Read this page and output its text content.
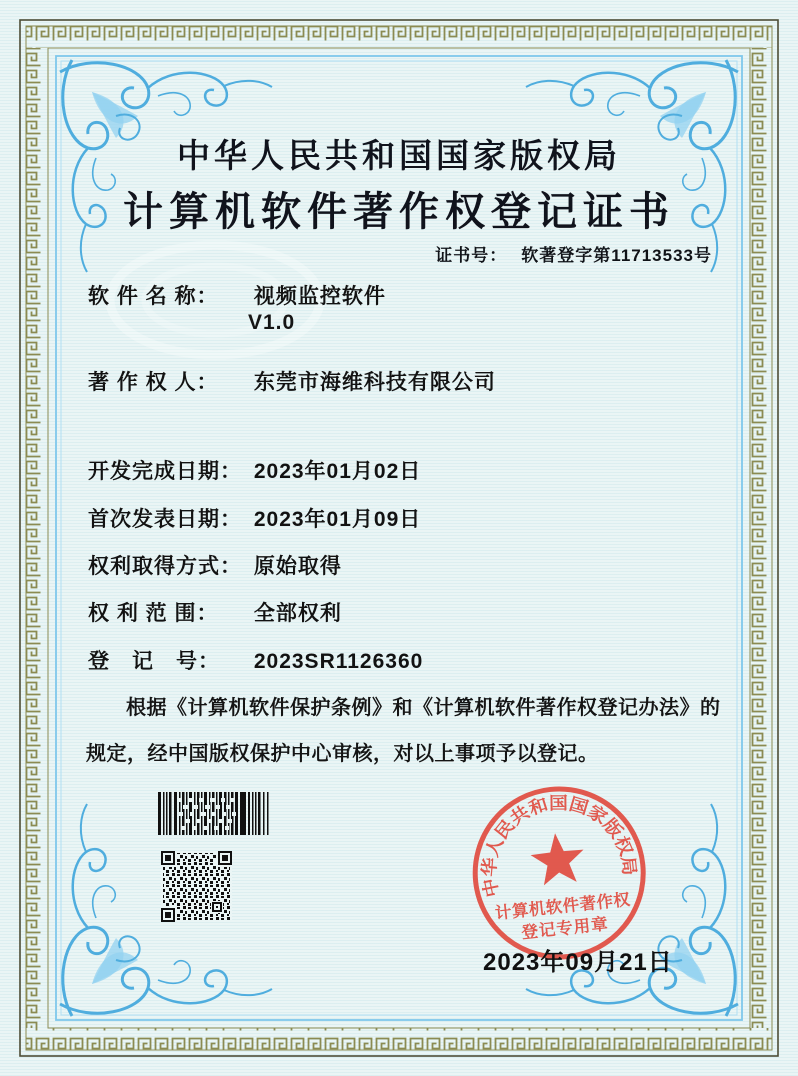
中华人民共和国国家版权局
计算机软件著作权登记证书
证书号： 软著登字第11713533号
软 件 名 称： 视频监控软件
V1.0
著 作 权 人： 东莞市海维科技有限公司
开发完成日期： 2023年01月02日
首次发表日期： 2023年01月09日
权利取得方式： 原始取得
权 利 范 围： 全部权利
登　记　号： 2023SR1126360
根据《计算机软件保护条例》和《计算机软件著作权登记办法》的
规定，经中国版权保护中心审核，对以上事项予以登记。
中华人民共和国国家版权局
计算机软件著作权
登记专用章
2023年09月21日
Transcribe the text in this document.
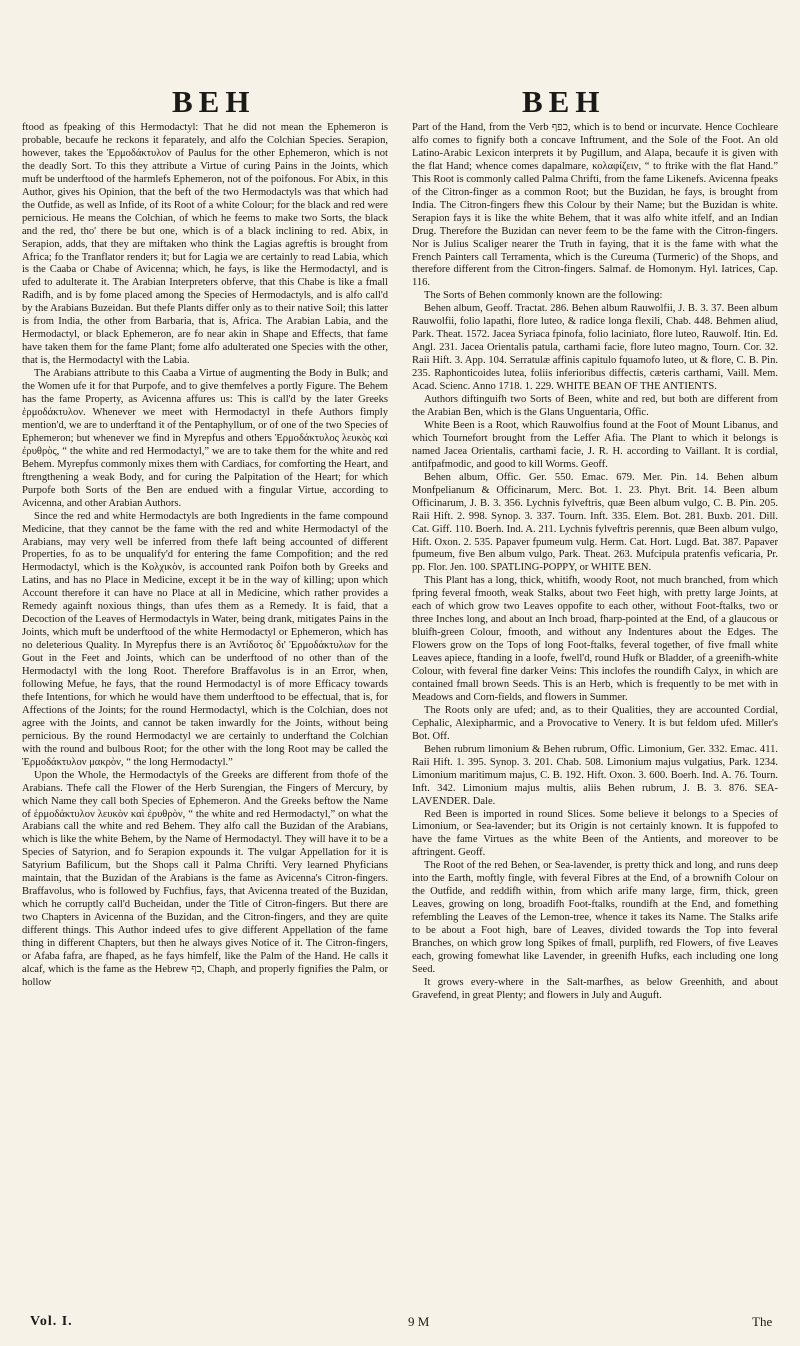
BEH	BEH

ftood as fpeaking of this Hermodactyl: That he did not mean the Ephemeron is probable, becaufe he reckons it feparately, and alfo the Colchian Species. Serapion, however, takes the Ἑρμοδάκτυλον of Paulus for the other Ephemeron, which is not the deadly Sort. To this they attribute a Virtue of curing Pains in the Joints, which muft be underftood of the harmlefs Ephemeron, not of the poifonous. For Abix, in this Author, gives his Opinion, that the beft of the two Hermodactyls was that which had the Outfide, as well as Infide, of its Root of a white Colour; for the black and red were pernicious. He means the Colchian, of which he feems to make two Sorts, the black and the red, tho' there be but one, which is of a black inclining to red. Abix, in Serapion, adds, that they are miftaken who think the Lagias agreftis is brought from Africa; fo the Tranflator renders it; but for Lagia we are certainly to read Labia, which is the Caaba or Chabe of Avicenna; which, he fays, is like the Hermodactyl, and is ufed to adulterate it. The Arabian Interpreters obferve, that this Chabe is like a fmall Radifh, and is by fome placed among the Species of Hermodactyls, and is alfo call'd by the Arabians Buzeidan. But thefe Plants differ only as to their native Soil; this latter is from India, the other from Barbaria, that is, Africa. The Arabian Labia, and the Hermodactyl, or black Ephemeron, are fo near akin in Shape and Effects, that fame have taken them for the fame Plant; fome alfo adulterated one Species with the other, that is, the Hermodactyl with the Labia.

The Arabians attribute to this Caaba a Virtue of augmenting the Body in Bulk; and the Women ufe it for that Purpofe, and to give themfelves a portly Figure. The Behem has the fame Property, as Avicenna affures us: This is call'd by the later Greeks ἑρμοδάκτυλον. Whenever we meet with Hermodactyl in thefe Authors fimply mention'd, we are to underftand it of the Pentaphyllum, or of one of the two Species of Ephemeron; but whenever we find in Myrepfus and others Ἑρμοδάκτυλος λευκὸς καὶ ἐρυθρὸς, “ the white and red Hermodactyl,” we are to take them for the white and red Behem. Myrepfus commonly mixes them with Cardiacs, for comforting the Heart, and ftrengthening a weak Body, and for curing the Palpitation of the Heart; for which Purpofe both Sorts of the Ben are endued with a fingular Virtue, according to Avicenna, and other Arabian Authors.

Since the red and white Hermodactyls are both Ingredients in the fame compound Medicine, that they cannot be the fame with the red and white Hermodactyl of the Arabians, may very well be inferred from thefe laft being accounted of different Properties, fo as to be unqualify'd for entering the fame Compofition; and the red Hermodactyl, which is the Κολχικὸν, is accounted rank Poifon both by Greeks and Latins, and has no Place in Medicine, except it be in the way of killing; upon which Account therefore it can have no Place at all in Medicine, which rather provides a Remedy againft noxious things, than ufes them as a Remedy. It is faid, that a Decoction of the Leaves of Hermodactyls in Water, being drank, mitigates Pains in the Joints, which muft be underftood of the white Hermodactyl or Ephemeron, which has no deleterious Quality. In Myrepfus there is an Ἀντίδοτος δι' Ἑρμοδάκτυλων for the Gout in the Feet and Joints, which can be underftood of no other than of the Hermodactyl with the long Root. Therefore Braffavolus is in an Error, when, following Mefue, he fays, that the round Hermodactyl is of more Efficacy towards thefe Intentions, for which he would have them underftood to be effectual, that is, for Affections of the Joints; for the round Hermodactyl, which is the Colchian, does not agree with the Joints, and cannot be taken inwardly for the Joints, without being pernicious. By the round Hermodactyl we are certainly to underftand the Colchian with the round and bulbous Root; for the other with the long Root may be called the Ἑρμοδάκτυλον μακρὸν, “ the long Hermodactyl.”

Upon the Whole, the Hermodactyls of the Greeks are different from thofe of the Arabians. Thefe call the Flower of the Herb Surengian, the Fingers of Mercury, by which Name they call both Species of Ephemeron. And the Greeks beftow the Name of ἑρμοδάκτυλον λευκὸν καὶ ἐρυθρὸν, “ the white and red Hermodactyl,” on what the Arabians call the white and red Behem. They alfo call the Buzidan of the Arabians, which is like the white Behem, by the Name of Hermodactyl. They will have it to be a Species of Satyrion, and fo Serapion expounds it. The vulgar Appellation for it is Satyrium Bafilicum, but the Shops call it Palma Chrifti. Very learned Phyficians maintain, that the Buzidan of the Arabians is the fame as Avicenna's Citron-fingers. Braffavolus, who is followed by Fuchfius, fays, that Avicenna treated of the Buzidan, which he corruptly call'd Bucheidan, under the Title of Citron-fingers. But there are two Chapters in Avicenna of the Buzidan, and the Citron-fingers, and they are quite different things. This Author indeed ufes to give different Appellation of the fame thing in different Chapters, but then he always gives Notice of it. The Citron-fingers, or Afaba fafra, are fhaped, as he fays himfelf, like the Palm of the Hand. He calls it alcaf, which is the fame as the Hebrew כף, Chaph, and properly fignifies the Palm, or hollow

Part of the Hand, from the Verb כפף, which is to bend or incurvate. Hence Cochleare alfo comes to fignify both a concave Inftrument, and the Sole of the Foot. An old Latino-Arabic Lexicon interprets it by Pugillum, and Alapa, becaufe it is given with the flat Hand; whence comes dapalmare, κολαφίζειν, “ to ftrike with the flat Hand.” This Root is commonly called Palma Chrifti, from the fame Likenefs. Avicenna fpeaks of the Citron-finger as a common Root; but the Buzidan, he fays, is brought from India. The Citron-fingers fhew this Colour by their Name; but the Buzidan is white. Serapion fays it is like the white Behem, that it was alfo white itfelf, and an Indian Drug. Therefore the Buzidan can never feem to be the fame with the Citron-fingers. Nor is Julius Scaliger nearer the Truth in faying, that it is the fame with what the French Painters call Terramenta, which is the Cureuma (Turmeric) of the Shops, and therefore different from the Citron-fingers. Salmaf. de Homonym. Hyl. Iatrices, Cap. 116.

The Sorts of Behen commonly known are the following:

Behen album, Geoff. Tractat. 286. Behen album Rauwolfii, J. B. 3. 37. Been album Rauwolfii, folio lapathi, flore luteo, & radice longa flexili, Chab. 448. Behmen aliud, Park. Theat. 1572. Jacea Syriaca fpinofa, folio laciniato, flore luteo, Rauwolf. Itin. Ed. Angl. 231. Jacea Orientalis patula, carthami facie, flore luteo magno, Tourn. Cor. 32. Raii Hift. 3. App. 104. Serratulæ affinis capitulo fquamofo luteo, ut & flore, C. B. Pin. 235. Raphonticoides lutea, foliis inferioribus diffectis, cæteris carthami, Vaill. Mem. Acad. Scienc. Anno 1718. 1. 229. WHITE BEAN OF THE ANTIENTS.

Authors diftinguifh two Sorts of Been, white and red, but both are different from the Arabian Ben, which is the Glans Unguentaria, Offic.

White Been is a Root, which Rauwolfius found at the Foot of Mount Libanus, and which Tournefort brought from the Leffer Afia. The Plant to which it belongs is named Jacea Orientalis, carthami facie, J. R. H. according to Vaillant. It is cordial, antifpafmodic, and good to kill Worms. Geoff.

Behen album, Offic. Ger. 550. Emac. 679. Mer. Pin. 14. Behen album Monfpelianum & Officinarum, Merc. Bot. 1. 23. Phyt. Brit. 14. Been album Officinarum, J. B. 3. 356. Lychnis fylveftris, quæ Been album vulgo, C. B. Pin. 205. Raii Hift. 2. 998. Synop. 3. 337. Tourn. Inft. 335. Elem. Bot. 281. Buxb. 201. Dill. Cat. Giff. 110. Boerh. Ind. A. 211. Lychnis fylveftris perennis, quæ Been album vulgo, Hift. Oxon. 2. 535. Papaver fpumeum vulg. Herm. Cat. Hort. Lugd. Bat. 387. Papaver fpumeum, five Ben album vulgo, Park. Theat. 263. Mufcipula pratenfis veficaria, Pr. pp. Flor. Jen. 100. SPATLING-POPPY, or WHITE BEN.

This Plant has a long, thick, whitifh, woody Root, not much branched, from which fpring feveral fmooth, weak Stalks, about two Feet high, with pretty large Joints, at each of which grow two Leaves oppofite to each other, without Foot-ftalks, two or three Inches long, and about an Inch broad, fharp-pointed at the End, of a glaucous or bluifh-green Colour, fmooth, and without any Indentures about the Edges. The Flowers grow on the Tops of long Foot-ftalks, feveral together, of five fmall white Leaves apiece, ftanding in a loofe, fwell'd, round Hufk or Bladder, of a greenifh-white Colour, with feveral fine darker Veins: This inclofes the roundifh Calyx, in which are contained fmall brown Seeds. This is an Herb, which is frequently to be met with in Meadows and Corn-fields, and flowers in Summer.

The Roots only are ufed; and, as to their Qualities, they are accounted Cordial, Cephalic, Alexipharmic, and a Provocative to Venery. It is but feldom ufed. Miller's Bot. Off.

Behen rubrum limonium & Behen rubrum, Offic. Limonium, Ger. 332. Emac. 411. Raii Hift. 1. 395. Synop. 3. 201. Chab. 508. Limonium majus vulgatius, Park. 1234. Limonium maritimum majus, C. B. 192. Hift. Oxon. 3. 600. Boerh. Ind. A. 76. Tourn. Inft. 342. Limonium majus multis, aliis Behen rubrum, J. B. 3. 876. SEA-LAVENDER. Dale.

Red Been is imported in round Slices. Some believe it belongs to a Species of Limonium, or Sea-lavender; but its Origin is not certainly known. It is fuppofed to have the fame Virtues as the white Been of the Antients, and moreover to be aftringent. Geoff.

The Root of the red Behen, or Sea-lavender, is pretty thick and long, and runs deep into the Earth, moftly fingle, with feveral Fibres at the End, of a brownifh Colour on the Outfide, and reddifh within, from which arife many large, firm, thick, green Leaves, growing on long, broadifh Foot-ftalks, roundifh at the End, and fomething refembling the Leaves of the Lemon-tree, whence it takes its Name. The Stalks arife to be about a Foot high, bare of Leaves, divided towards the Top into feveral Branches, on which grow long Spikes of fmall, purplifh, red Flowers, of five Leaves each, growing fomewhat like Lavender, in greenifh Hufks, each including one long Seed.

It grows every-where in the Salt-marfhes, as below Greenhith, and about Gravefend, in great Plenty; and flowers in July and Auguft.

Vol. I.	9 M	The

- - -

(DIRECTION) From the listing above, copy out each line where the word "known" appears.

(SOLUTION TO THIS EXERCISE)
The Sorts of Behen commonly known are the following:
Red Been is imported in round Slices. Some believe it belongs to a Species of Limonium, or Sea-lavender; but its Origin is not certainly known. It is fuppofed to have the fame Virtues as the white Been of the Antients, and moreover to be aftringent. Geoff.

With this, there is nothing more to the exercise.